> TASK INSTRUCTIONS
Tally up the lines where the string "title" appears; reply with the number only.

## Start MATERIAL PROVIDED

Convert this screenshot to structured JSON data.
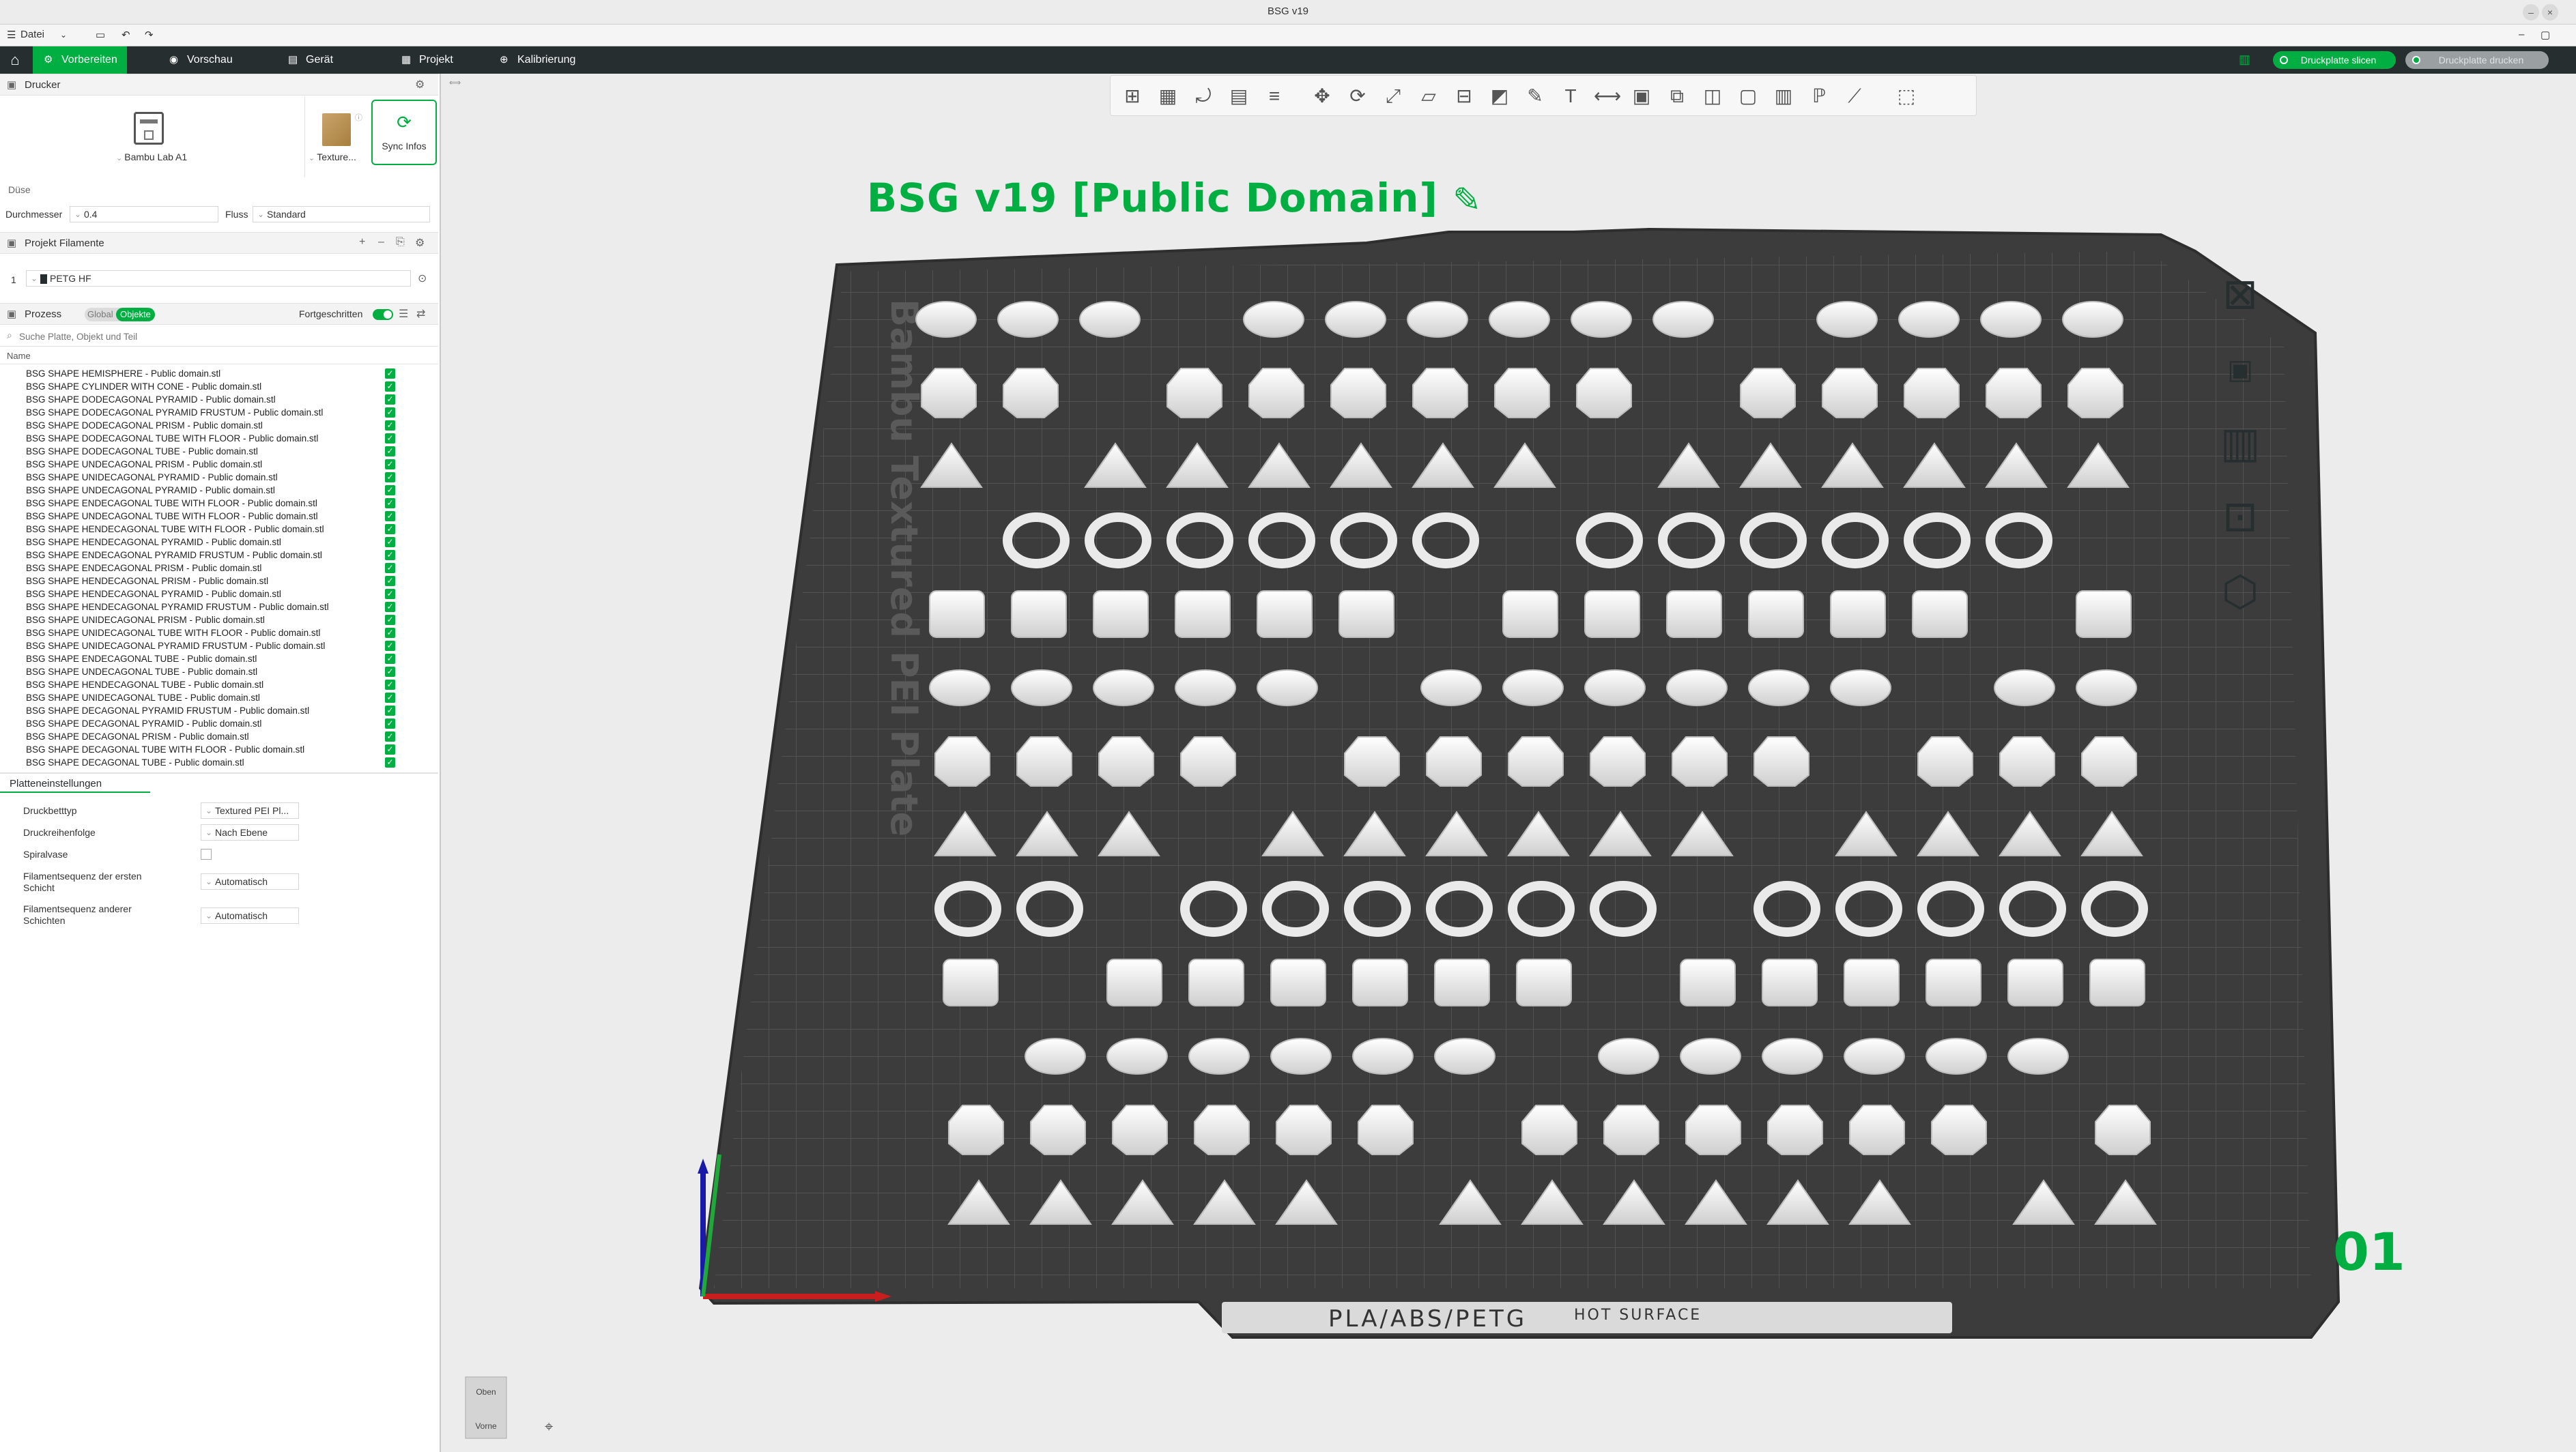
{
  "window": {
    "title": "BSG v19"
  },
  "menu": {
    "file": "Datei"
  },
  "tabs": [
    {
      "label": "Vorbereiten",
      "icon": "sliders-icon"
    },
    {
      "label": "Vorschau",
      "icon": "eye-icon"
    },
    {
      "label": "Gerät",
      "icon": "device-icon"
    },
    {
      "label": "Projekt",
      "icon": "project-icon"
    },
    {
      "label": "Kalibrierung",
      "icon": "calibration-icon"
    }
  ],
  "actions": {
    "slice": "Druckplatte slicen",
    "print": "Druckplatte drucken"
  },
  "printer": {
    "section": "Drucker",
    "name": "Bambu Lab A1",
    "plate": "Texture...",
    "sync": "Sync Infos"
  },
  "nozzle": {
    "section": "Düse",
    "diameter_label": "Durchmesser",
    "diameter": "0.4",
    "flow_label": "Fluss",
    "flow": "Standard"
  },
  "filaments": {
    "section": "Projekt Filamente",
    "items": [
      {
        "index": "1",
        "name": "PETG HF"
      }
    ]
  },
  "process": {
    "section": "Prozess",
    "global": "Global",
    "objects": "Objekte",
    "advanced": "Fortgeschritten",
    "search_placeholder": "Suche Platte, Objekt und Teil",
    "name_header": "Name"
  },
  "objects": [
    "BSG SHAPE HEMISPHERE - Public domain.stl",
    "BSG SHAPE CYLINDER WITH CONE - Public domain.stl",
    "BSG SHAPE DODECAGONAL PYRAMID - Public domain.stl",
    "BSG SHAPE DODECAGONAL PYRAMID FRUSTUM - Public domain.stl",
    "BSG SHAPE DODECAGONAL PRISM - Public domain.stl",
    "BSG SHAPE DODECAGONAL TUBE WITH FLOOR - Public domain.stl",
    "BSG SHAPE DODECAGONAL TUBE - Public domain.stl",
    "BSG SHAPE UNDECAGONAL PRISM - Public domain.stl",
    "BSG SHAPE UNIDECAGONAL PYRAMID - Public domain.stl",
    "BSG SHAPE UNDECAGONAL PYRAMID - Public domain.stl",
    "BSG SHAPE ENDECAGONAL TUBE WITH FLOOR - Public domain.stl",
    "BSG SHAPE UNDECAGONAL TUBE WITH FLOOR - Public domain.stl",
    "BSG SHAPE HENDECAGONAL TUBE WITH FLOOR - Public domain.stl",
    "BSG SHAPE HENDECAGONAL PYRAMID - Public domain.stl",
    "BSG SHAPE ENDECAGONAL PYRAMID FRUSTUM - Public domain.stl",
    "BSG SHAPE ENDECAGONAL PRISM - Public domain.stl",
    "BSG SHAPE HENDECAGONAL PRISM - Public domain.stl",
    "BSG SHAPE HENDECAGONAL PYRAMID - Public domain.stl",
    "BSG SHAPE HENDECAGONAL PYRAMID FRUSTUM - Public domain.stl",
    "BSG SHAPE UNIDECAGONAL PRISM - Public domain.stl",
    "BSG SHAPE UNIDECAGONAL TUBE WITH FLOOR - Public domain.stl",
    "BSG SHAPE UNIDECAGONAL PYRAMID FRUSTUM - Public domain.stl",
    "BSG SHAPE ENDECAGONAL TUBE - Public domain.stl",
    "BSG SHAPE UNDECAGONAL TUBE - Public domain.stl",
    "BSG SHAPE HENDECAGONAL TUBE - Public domain.stl",
    "BSG SHAPE UNIDECAGONAL TUBE - Public domain.stl",
    "BSG SHAPE DECAGONAL PYRAMID FRUSTUM - Public domain.stl",
    "BSG SHAPE DECAGONAL PYRAMID - Public domain.stl",
    "BSG SHAPE DECAGONAL PRISM - Public domain.stl",
    "BSG SHAPE DECAGONAL TUBE WITH FLOOR - Public domain.stl",
    "BSG SHAPE DECAGONAL TUBE - Public domain.stl"
  ],
  "plate_settings": {
    "section": "Platteneinstellungen",
    "rows": [
      {
        "label": "Druckbetttyp",
        "value": "Textured PEI Pl..."
      },
      {
        "label": "Druckreihenfolge",
        "value": "Nach Ebene"
      },
      {
        "label": "Spiralvase",
        "value": ""
      },
      {
        "label": "Filamentsequenz der ersten Schicht",
        "value": "Automatisch"
      },
      {
        "label": "Filamentsequenz anderer Schichten",
        "value": "Automatisch"
      }
    ]
  },
  "plate": {
    "title": "BSG v19    [Public Domain]",
    "number": "01",
    "bed_text": "Bambu Textured PEI Plate",
    "material_text": "PLA/ABS/PETG",
    "warning_text": "HOT SURFACE"
  },
  "view_cube": {
    "top": "Oben",
    "front": "Vorne"
  },
  "colors": {
    "accent": "#00ae42",
    "dark": "#262e30",
    "bed": "#3f3f3f"
  }
}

## End MATERIAL PROVIDED

> EXERCISE RESPONSE
2